В отношении внутренней переписки инструкция указывала, что цензуре подлежат: «1. Письма из Красной Армии; 2. Письма в Красную Армию; 3. Все заказные письма; 4. Все телеграммы». При этом письма «берутся в почтовой конторе только в том количестве, которое Отделение в состоянии просмотреть в один рабочий день». Следовало задерживать письма шпионского и контрреволюционного характера, «обличающие преступления по должности, спекулятивные, непонятного и уголовного смысла, шифрованные, по секретным спискам Особых отделов или ЧК».

Эта корреспонденция направлялась «в ближайшее учреждение Особого отдела, если содержание ее военного характера, и в Чрезвычайную комиссию, если содержание корреспонденции частного характера». На эти письма также составлялись меморандумы. От контролеров требовалось также «все сведения, касающиеся внутренней жизни Красной Армии и ее морального и политического состояния» записывать «на особые именные отчетные листы» и группировать «по соответствующим частям». Если какое-либо сообщение «подтверждается более чем одним письмом, то за таким сведением ставится количество подтверждающих его писем». Два раза в месяц требовалось представлять сводку сведений о состоянии Красной армии219.

Сам механизм перлюстрации раскрывает «Схема движения писем в отделении ВЦ [Военной Цензуры] почт и телеграфов». Заказные письма сотрудники, прикомандированные из почтовой конторы, должны были распределять по группам: красноармейские, официальные, международные, частные. Затем вся корреспонденция передавалась на «секретный стол». Здесь ее должны были просмотреть по адресам. При этом «письма, адресованные на имя лиц, значащихся в секретных списках» передавались начальнику секретного стола. По отобранным письмам составлялся список «с указанием номеров писем (без указания адресов и фамилий)». Этот список и всю остальную корреспонденцию возвращали на стол № 1. «Международную корреспонденцию на неизвестных языках» следовало в тот же день отправлять в Московское отделение. «Все письма адресатов, значащиеся в поименных списках» начальник секретного стола должен был в тот же день «переслать не распечатанными в то учреждение, по спискам которого они задержаны».

Стол № 1 передавал письма под расписку цензорам-руководителям (стол № 3). Те, в свою очередь, – цензорам (стол № 4), «оставив себе не менее 50% того, что [направлялось] каждому цензору». В обязанности цензоров-руководителей входил также контроль над работой их подчиненных, проверка меморандумов, составление на их основе ежедневной сводки. Письма с меморандумами передавались цензорами-руководителями на «осведомительный стол» (стол № 7). Отсюда задержанные письма или меморандумы пересылались «в соответствующие учреждения». Осведомительный стол также составлял общую сводку по данным цензоров-руководителей. Кроме того, был стол № 5, контролировавший работу сотрудников. Дальнейшим пунктом движения перлюстрированной переписки был стол № 6 (стол заклейщиц). Его сотрудники, по инструкции, «приводят конверты в первоначальный, по возможности, вид, тщательно их заклеивая, и передают всю корреспонденцию обратно на стол № 1», который сдает ее в почтово-телеграфную контору под расписку220.

※ ※ ※

▶ [Что сделать]:
(1) Как часто, согласно тексту о перлюстрации писем, требовалось представлять сводку сведений о состоянии Красной армии?
(2) Измените в тексте о перлюстрации писем фрагмент от «Эта корреспонденция направлялась» до «состоянии Красной армии219.», заменив «меморандумы» на «докладные записки», и приведите этот фрагмент целиком.

Данные пространственной разметки:
※ ※ ※

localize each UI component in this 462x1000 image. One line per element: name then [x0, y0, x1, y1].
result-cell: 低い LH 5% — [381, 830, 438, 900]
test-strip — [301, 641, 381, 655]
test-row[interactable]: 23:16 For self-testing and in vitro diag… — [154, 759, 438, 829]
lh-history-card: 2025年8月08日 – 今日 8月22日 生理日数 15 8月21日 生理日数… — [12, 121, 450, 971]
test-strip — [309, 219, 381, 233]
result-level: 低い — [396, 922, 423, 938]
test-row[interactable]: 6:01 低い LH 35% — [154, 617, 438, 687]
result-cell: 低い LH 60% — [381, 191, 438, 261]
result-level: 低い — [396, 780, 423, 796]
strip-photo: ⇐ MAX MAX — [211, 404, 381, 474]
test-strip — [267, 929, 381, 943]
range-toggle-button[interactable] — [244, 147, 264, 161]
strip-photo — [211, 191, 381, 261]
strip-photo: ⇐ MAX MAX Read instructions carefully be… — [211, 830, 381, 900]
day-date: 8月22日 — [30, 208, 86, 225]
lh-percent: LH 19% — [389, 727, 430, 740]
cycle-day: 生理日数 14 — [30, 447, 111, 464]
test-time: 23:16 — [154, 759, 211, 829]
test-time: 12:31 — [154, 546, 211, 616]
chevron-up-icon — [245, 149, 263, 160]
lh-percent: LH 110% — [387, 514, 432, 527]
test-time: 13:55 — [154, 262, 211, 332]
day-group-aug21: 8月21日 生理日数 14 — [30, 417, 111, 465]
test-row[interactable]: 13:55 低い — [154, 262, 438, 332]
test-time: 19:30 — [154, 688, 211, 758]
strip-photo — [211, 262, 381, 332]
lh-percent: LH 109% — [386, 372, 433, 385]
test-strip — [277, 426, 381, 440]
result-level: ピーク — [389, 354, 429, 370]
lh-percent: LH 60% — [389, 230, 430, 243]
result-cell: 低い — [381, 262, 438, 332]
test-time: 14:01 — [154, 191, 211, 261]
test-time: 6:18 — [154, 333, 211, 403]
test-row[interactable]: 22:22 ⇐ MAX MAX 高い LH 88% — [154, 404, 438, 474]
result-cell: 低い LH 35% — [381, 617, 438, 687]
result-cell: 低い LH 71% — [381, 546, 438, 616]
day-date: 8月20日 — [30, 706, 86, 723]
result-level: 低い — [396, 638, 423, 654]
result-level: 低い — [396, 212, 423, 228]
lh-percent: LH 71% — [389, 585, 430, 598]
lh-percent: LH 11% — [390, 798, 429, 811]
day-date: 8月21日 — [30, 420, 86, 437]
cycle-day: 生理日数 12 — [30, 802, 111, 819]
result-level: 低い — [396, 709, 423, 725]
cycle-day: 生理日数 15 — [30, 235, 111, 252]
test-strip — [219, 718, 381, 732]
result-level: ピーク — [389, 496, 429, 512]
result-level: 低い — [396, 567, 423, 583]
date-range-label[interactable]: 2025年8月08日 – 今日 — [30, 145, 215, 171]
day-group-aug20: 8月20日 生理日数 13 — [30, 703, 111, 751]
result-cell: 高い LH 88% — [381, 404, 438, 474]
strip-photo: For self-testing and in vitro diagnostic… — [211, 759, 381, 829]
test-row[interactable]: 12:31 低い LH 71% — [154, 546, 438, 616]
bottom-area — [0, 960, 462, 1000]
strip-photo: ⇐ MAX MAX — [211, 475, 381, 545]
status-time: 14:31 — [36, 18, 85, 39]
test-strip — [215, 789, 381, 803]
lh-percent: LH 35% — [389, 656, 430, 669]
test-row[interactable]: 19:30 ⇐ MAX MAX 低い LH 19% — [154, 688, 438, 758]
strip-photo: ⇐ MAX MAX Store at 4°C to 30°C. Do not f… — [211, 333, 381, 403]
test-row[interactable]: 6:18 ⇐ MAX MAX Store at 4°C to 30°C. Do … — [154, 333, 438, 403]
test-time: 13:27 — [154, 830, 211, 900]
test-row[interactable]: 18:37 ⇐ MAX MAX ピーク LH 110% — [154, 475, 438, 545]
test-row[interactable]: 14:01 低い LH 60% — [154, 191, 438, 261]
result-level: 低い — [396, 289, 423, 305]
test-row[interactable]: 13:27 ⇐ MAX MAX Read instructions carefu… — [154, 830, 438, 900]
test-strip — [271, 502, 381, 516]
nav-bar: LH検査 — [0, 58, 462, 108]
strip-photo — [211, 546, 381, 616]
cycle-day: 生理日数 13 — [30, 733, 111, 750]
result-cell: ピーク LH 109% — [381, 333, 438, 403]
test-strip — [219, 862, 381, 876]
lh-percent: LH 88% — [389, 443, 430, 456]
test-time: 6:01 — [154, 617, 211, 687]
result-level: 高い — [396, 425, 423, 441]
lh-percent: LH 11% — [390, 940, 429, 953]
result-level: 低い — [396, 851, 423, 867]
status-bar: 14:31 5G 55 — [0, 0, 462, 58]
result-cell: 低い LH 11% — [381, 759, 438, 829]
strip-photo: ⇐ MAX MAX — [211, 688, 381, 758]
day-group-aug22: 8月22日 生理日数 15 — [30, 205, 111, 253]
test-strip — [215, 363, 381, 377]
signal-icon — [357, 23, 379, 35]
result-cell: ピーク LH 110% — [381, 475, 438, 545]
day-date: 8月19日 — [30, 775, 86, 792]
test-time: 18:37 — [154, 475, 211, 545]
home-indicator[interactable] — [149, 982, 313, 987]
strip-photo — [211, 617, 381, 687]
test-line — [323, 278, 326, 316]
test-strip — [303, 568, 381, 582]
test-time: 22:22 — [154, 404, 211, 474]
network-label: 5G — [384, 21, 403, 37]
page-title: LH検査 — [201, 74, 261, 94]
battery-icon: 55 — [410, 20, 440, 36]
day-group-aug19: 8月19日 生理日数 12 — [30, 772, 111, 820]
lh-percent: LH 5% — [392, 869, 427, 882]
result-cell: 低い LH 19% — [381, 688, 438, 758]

※ ※ ※

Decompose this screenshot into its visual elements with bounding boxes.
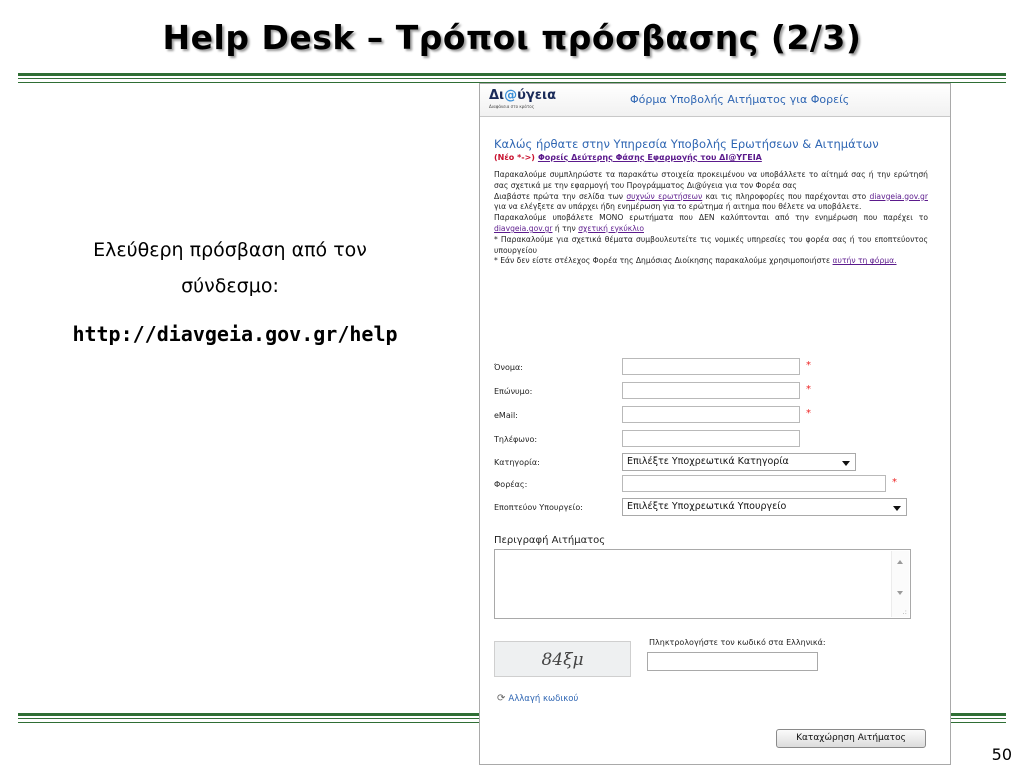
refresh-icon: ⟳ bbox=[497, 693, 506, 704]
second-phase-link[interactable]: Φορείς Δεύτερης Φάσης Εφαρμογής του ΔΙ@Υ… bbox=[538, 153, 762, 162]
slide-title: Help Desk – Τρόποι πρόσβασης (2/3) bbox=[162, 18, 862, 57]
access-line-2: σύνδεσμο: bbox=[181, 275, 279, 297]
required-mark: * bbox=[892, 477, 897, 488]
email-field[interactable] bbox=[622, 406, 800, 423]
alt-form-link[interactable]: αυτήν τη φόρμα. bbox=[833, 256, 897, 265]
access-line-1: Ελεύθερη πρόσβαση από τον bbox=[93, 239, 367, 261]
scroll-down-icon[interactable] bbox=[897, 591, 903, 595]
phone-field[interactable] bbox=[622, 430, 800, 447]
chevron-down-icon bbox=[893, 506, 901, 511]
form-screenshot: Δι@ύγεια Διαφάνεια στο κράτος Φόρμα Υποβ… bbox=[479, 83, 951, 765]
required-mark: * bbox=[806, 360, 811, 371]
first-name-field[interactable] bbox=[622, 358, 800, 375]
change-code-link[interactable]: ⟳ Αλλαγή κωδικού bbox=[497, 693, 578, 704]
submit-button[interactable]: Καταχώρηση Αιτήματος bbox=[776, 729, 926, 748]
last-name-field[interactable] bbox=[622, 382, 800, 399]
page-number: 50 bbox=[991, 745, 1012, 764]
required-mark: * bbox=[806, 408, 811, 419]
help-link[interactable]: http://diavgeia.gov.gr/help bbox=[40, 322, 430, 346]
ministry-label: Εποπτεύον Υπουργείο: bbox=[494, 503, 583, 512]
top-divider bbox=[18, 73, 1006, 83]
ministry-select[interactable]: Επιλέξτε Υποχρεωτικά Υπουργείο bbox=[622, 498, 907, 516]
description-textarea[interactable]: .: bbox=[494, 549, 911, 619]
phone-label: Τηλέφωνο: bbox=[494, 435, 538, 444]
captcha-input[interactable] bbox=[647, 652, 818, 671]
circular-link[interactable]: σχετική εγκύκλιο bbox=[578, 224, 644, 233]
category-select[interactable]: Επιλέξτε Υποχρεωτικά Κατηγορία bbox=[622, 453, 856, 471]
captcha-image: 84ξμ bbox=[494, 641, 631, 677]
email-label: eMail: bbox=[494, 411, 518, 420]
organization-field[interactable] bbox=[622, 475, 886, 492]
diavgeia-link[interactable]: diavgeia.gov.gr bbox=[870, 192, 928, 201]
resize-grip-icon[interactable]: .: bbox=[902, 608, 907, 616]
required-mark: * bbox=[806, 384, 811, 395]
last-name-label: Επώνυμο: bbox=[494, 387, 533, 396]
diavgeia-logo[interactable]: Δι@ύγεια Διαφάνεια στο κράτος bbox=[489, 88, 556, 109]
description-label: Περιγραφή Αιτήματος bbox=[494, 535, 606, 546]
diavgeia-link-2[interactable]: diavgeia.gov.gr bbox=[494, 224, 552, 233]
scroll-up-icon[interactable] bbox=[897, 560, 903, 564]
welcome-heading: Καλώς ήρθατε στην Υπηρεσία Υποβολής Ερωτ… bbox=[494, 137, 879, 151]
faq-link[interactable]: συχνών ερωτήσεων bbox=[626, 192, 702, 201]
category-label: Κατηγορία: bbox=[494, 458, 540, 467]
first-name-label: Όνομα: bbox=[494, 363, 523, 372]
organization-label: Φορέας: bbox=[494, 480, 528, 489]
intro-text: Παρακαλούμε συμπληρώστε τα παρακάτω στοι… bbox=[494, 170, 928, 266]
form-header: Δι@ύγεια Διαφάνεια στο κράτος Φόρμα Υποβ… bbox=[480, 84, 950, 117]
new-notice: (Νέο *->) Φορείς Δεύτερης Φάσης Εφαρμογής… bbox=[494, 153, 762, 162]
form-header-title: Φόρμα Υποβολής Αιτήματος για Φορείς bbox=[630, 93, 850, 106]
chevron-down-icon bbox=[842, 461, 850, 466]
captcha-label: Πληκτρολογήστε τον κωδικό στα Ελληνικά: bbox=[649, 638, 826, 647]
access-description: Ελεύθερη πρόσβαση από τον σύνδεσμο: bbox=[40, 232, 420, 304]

※ ※ ※

▶ [Ответы]:
(1) Два раза в месяц.

(2)
Эта корреспонденция направлялась «в ближайшее учреждение Особого отдела, если содержание ее военного характера, и в Чрезвычайную комиссию, если содержание корреспонденции частного характера». На эти письма также составлялись докладные записки. От контролеров требовалось также «все сведения, касающиеся внутренней жизни Красной Армии и ее морального и политического состояния» записывать «на особые именные отчетные листы» и группировать «по соответствующим частям». Если какое-либо сообщение «подтверждается более чем одним письмом, то за таким сведением ставится количество подтверждающих его писем». Два раза в месяц требовалось представлять сводку сведений о состоянии Красной армии219.